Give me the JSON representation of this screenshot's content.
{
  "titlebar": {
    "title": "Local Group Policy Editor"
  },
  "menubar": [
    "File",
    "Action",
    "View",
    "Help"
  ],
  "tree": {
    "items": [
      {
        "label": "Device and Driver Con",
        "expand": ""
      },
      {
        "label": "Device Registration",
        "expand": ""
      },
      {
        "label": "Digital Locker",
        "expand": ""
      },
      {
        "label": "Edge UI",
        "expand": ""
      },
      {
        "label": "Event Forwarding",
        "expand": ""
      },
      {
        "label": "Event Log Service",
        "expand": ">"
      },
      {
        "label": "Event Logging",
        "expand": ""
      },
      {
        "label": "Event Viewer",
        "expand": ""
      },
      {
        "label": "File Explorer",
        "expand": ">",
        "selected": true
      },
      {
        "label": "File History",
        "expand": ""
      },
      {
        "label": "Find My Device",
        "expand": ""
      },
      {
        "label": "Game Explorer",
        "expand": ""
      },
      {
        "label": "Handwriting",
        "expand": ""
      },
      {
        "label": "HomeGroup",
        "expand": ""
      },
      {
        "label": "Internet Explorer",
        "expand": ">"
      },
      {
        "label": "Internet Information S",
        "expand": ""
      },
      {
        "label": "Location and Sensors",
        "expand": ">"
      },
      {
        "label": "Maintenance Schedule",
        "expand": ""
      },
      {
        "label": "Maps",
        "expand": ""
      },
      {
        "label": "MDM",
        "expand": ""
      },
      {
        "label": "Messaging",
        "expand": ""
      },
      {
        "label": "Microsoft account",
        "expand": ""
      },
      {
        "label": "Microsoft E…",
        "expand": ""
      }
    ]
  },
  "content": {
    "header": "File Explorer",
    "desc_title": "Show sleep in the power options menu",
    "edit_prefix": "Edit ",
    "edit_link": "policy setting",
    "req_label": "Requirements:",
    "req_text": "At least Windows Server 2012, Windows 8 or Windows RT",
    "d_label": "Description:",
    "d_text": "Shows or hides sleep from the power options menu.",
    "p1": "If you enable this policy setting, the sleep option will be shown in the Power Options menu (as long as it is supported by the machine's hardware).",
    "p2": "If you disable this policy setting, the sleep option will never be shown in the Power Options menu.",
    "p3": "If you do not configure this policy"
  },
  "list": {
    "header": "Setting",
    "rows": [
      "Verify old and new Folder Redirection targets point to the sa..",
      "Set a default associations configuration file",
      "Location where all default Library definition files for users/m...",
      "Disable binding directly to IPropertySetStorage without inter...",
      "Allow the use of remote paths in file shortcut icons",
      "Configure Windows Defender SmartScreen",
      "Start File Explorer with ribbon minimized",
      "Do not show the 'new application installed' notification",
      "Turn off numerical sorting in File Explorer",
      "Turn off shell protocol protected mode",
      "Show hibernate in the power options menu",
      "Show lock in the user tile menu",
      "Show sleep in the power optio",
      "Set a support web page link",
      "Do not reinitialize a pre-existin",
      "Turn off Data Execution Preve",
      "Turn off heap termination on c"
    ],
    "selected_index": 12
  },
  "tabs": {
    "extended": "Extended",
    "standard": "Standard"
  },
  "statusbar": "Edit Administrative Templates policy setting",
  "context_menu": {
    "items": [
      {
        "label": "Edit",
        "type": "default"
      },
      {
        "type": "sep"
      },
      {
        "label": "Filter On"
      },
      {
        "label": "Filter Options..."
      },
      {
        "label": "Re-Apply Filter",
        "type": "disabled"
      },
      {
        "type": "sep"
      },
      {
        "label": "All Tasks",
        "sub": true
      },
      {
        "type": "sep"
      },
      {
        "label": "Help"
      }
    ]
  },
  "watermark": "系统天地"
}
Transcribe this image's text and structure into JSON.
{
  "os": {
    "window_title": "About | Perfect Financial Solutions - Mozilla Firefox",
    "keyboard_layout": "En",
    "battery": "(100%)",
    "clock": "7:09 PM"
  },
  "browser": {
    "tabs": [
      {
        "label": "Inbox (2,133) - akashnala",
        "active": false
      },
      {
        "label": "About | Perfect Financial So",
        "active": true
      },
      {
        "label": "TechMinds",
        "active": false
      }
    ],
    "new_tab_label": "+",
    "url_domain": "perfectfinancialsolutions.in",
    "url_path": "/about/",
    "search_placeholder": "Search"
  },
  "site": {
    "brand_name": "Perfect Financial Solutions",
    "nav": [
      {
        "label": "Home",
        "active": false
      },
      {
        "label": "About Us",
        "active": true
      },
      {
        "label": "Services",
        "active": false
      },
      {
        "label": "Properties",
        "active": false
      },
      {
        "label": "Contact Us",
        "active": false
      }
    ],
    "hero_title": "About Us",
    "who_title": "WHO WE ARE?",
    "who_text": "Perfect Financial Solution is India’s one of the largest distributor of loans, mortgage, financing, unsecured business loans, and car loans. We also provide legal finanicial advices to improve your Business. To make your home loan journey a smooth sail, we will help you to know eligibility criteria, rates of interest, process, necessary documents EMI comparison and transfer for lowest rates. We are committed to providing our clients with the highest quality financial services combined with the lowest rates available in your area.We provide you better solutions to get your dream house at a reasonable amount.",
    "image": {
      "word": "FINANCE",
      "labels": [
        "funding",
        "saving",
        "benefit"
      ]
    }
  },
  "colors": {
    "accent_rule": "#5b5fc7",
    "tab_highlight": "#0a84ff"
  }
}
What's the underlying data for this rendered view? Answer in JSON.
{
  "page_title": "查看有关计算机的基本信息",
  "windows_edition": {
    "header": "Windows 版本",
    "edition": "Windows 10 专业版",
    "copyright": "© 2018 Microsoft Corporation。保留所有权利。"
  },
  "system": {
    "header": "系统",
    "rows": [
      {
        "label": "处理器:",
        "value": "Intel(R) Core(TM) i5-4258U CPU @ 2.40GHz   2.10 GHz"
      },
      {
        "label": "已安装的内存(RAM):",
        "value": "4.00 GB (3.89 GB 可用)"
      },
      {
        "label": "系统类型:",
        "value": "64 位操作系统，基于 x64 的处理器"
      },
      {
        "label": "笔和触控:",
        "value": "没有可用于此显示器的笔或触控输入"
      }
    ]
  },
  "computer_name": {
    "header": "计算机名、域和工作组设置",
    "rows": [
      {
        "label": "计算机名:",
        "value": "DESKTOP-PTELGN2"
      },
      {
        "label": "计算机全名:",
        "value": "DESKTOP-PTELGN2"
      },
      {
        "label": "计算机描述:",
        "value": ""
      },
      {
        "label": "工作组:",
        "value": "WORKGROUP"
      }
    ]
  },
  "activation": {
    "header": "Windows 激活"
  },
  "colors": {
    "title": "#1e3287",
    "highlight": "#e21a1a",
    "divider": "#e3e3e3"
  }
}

----

## Instructions for the task
Write down the full listing again, exactly.

## Response for this exercise
Give me the JSON representation of this screenshot's content.
{
  "titlebar": {
    "title": "Local Group Policy Editor"
  },
  "menubar": [
    "File",
    "Action",
    "View",
    "Help"
  ],
  "tree": {
    "items": [
      {
        "label": "Device and Driver Con",
        "expand": ""
      },
      {
        "label": "Device Registration",
        "expand": ""
      },
      {
        "label": "Digital Locker",
        "expand": ""
      },
      {
        "label": "Edge UI",
        "expand": ""
      },
      {
        "label": "Event Forwarding",
        "expand": ""
      },
      {
        "label": "Event Log Service",
        "expand": ">"
      },
      {
        "label": "Event Logging",
        "expand": ""
      },
      {
        "label": "Event Viewer",
        "expand": ""
      },
      {
        "label": "File Explorer",
        "expand": ">",
        "selected": true
      },
      {
        "label": "File History",
        "expand": ""
      },
      {
        "label": "Find My Device",
        "expand": ""
      },
      {
        "label": "Game Explorer",
        "expand": ""
      },
      {
        "label": "Handwriting",
        "expand": ""
      },
      {
        "label": "HomeGroup",
        "expand": ""
      },
      {
        "label": "Internet Explorer",
        "expand": ">"
      },
      {
        "label": "Internet Information S",
        "expand": ""
      },
      {
        "label": "Location and Sensors",
        "expand": ">"
      },
      {
        "label": "Maintenance Schedule",
        "expand": ""
      },
      {
        "label": "Maps",
        "expand": ""
      },
      {
        "label": "MDM",
        "expand": ""
      },
      {
        "label": "Messaging",
        "expand": ""
      },
      {
        "label": "Microsoft account",
        "expand": ""
      },
      {
        "label": "Microsoft E…",
        "expand": ""
      }
    ]
  },
  "content": {
    "header": "File Explorer",
    "desc_title": "Show sleep in the power options menu",
    "edit_prefix": "Edit ",
    "edit_link": "policy setting",
    "req_label": "Requirements:",
    "req_text": "At least Windows Server 2012, Windows 8 or Windows RT",
    "d_label": "Description:",
    "d_text": "Shows or hides sleep from the power options menu.",
    "p1": "If you enable this policy setting, the sleep option will be shown in the Power Options menu (as long as it is supported by the machine's hardware).",
    "p2": "If you disable this policy setting, the sleep option will never be shown in the Power Options menu.",
    "p3": "If you do not configure this policy"
  },
  "list": {
    "header": "Setting",
    "rows": [
      "Verify old and new Folder Redirection targets point to the sa..",
      "Set a default associations configuration file",
      "Location where all default Library definition files for users/m...",
      "Disable binding directly to IPropertySetStorage without inter...",
      "Allow the use of remote paths in file shortcut icons",
      "Configure Windows Defender SmartScreen",
      "Start File Explorer with ribbon minimized",
      "Do not show the 'new application installed' notification",
      "Turn off numerical sorting in File Explorer",
      "Turn off shell protocol protected mode",
      "Show hibernate in the power options menu",
      "Show lock in the user tile menu",
      "Show sleep in the power optio",
      "Set a support web page link",
      "Do not reinitialize a pre-existin",
      "Turn off Data Execution Preve",
      "Turn off heap termination on c"
    ],
    "selected_index": 12
  },
  "tabs": {
    "extended": "Extended",
    "standard": "Standard"
  },
  "statusbar": "Edit Administrative Templates policy setting",
  "context_menu": {
    "items": [
      {
        "label": "Edit",
        "type": "default"
      },
      {
        "type": "sep"
      },
      {
        "label": "Filter On"
      },
      {
        "label": "Filter Options..."
      },
      {
        "label": "Re-Apply Filter",
        "type": "disabled"
      },
      {
        "type": "sep"
      },
      {
        "label": "All Tasks",
        "sub": true
      },
      {
        "type": "sep"
      },
      {
        "label": "Help"
      }
    ]
  },
  "watermark": "系统天地"
}
Transcribe this image's text and structure into JSON.
{
  "os": {
    "window_title": "About | Perfect Financial Solutions - Mozilla Firefox",
    "keyboard_layout": "En",
    "battery": "(100%)",
    "clock": "7:09 PM"
  },
  "browser": {
    "tabs": [
      {
        "label": "Inbox (2,133) - akashnala",
        "active": false
      },
      {
        "label": "About | Perfect Financial So",
        "active": true
      },
      {
        "label": "TechMinds",
        "active": false
      }
    ],
    "new_tab_label": "+",
    "url_domain": "perfectfinancialsolutions.in",
    "url_path": "/about/",
    "search_placeholder": "Search"
  },
  "site": {
    "brand_name": "Perfect Financial Solutions",
    "nav": [
      {
        "label": "Home",
        "active": false
      },
      {
        "label": "About Us",
        "active": true
      },
      {
        "label": "Services",
        "active": false
      },
      {
        "label": "Properties",
        "active": false
      },
      {
        "label": "Contact Us",
        "active": false
      }
    ],
    "hero_title": "About Us",
    "who_title": "WHO WE ARE?",
    "who_text": "Perfect Financial Solution is India’s one of the largest distributor of loans, mortgage, financing, unsecured business loans, and car loans. We also provide legal finanicial advices to improve your Business. To make your home loan journey a smooth sail, we will help you to know eligibility criteria, rates of interest, process, necessary documents EMI comparison and transfer for lowest rates. We are committed to providing our clients with the highest quality financial services combined with the lowest rates available in your area.We provide you better solutions to get your dream house at a reasonable amount.",
    "image": {
      "word": "FINANCE",
      "labels": [
        "funding",
        "saving",
        "benefit"
      ]
    }
  },
  "colors": {
    "accent_rule": "#5b5fc7",
    "tab_highlight": "#0a84ff"
  }
}
What's the underlying data for this rendered view? Answer in JSON.
{
  "page_title": "查看有关计算机的基本信息",
  "windows_edition": {
    "header": "Windows 版本",
    "edition": "Windows 10 专业版",
    "copyright": "© 2018 Microsoft Corporation。保留所有权利。"
  },
  "system": {
    "header": "系统",
    "rows": [
      {
        "label": "处理器:",
        "value": "Intel(R) Core(TM) i5-4258U CPU @ 2.40GHz   2.10 GHz"
      },
      {
        "label": "已安装的内存(RAM):",
        "value": "4.00 GB (3.89 GB 可用)"
      },
      {
        "label": "系统类型:",
        "value": "64 位操作系统，基于 x64 的处理器"
      },
      {
        "label": "笔和触控:",
        "value": "没有可用于此显示器的笔或触控输入"
      }
    ]
  },
  "computer_name": {
    "header": "计算机名、域和工作组设置",
    "rows": [
      {
        "label": "计算机名:",
        "value": "DESKTOP-PTELGN2"
      },
      {
        "label": "计算机全名:",
        "value": "DESKTOP-PTELGN2"
      },
      {
        "label": "计算机描述:",
        "value": ""
      },
      {
        "label": "工作组:",
        "value": "WORKGROUP"
      }
    ]
  },
  "activation": {
    "header": "Windows 激活"
  },
  "colors": {
    "title": "#1e3287",
    "highlight": "#e21a1a",
    "divider": "#e3e3e3"
  }
}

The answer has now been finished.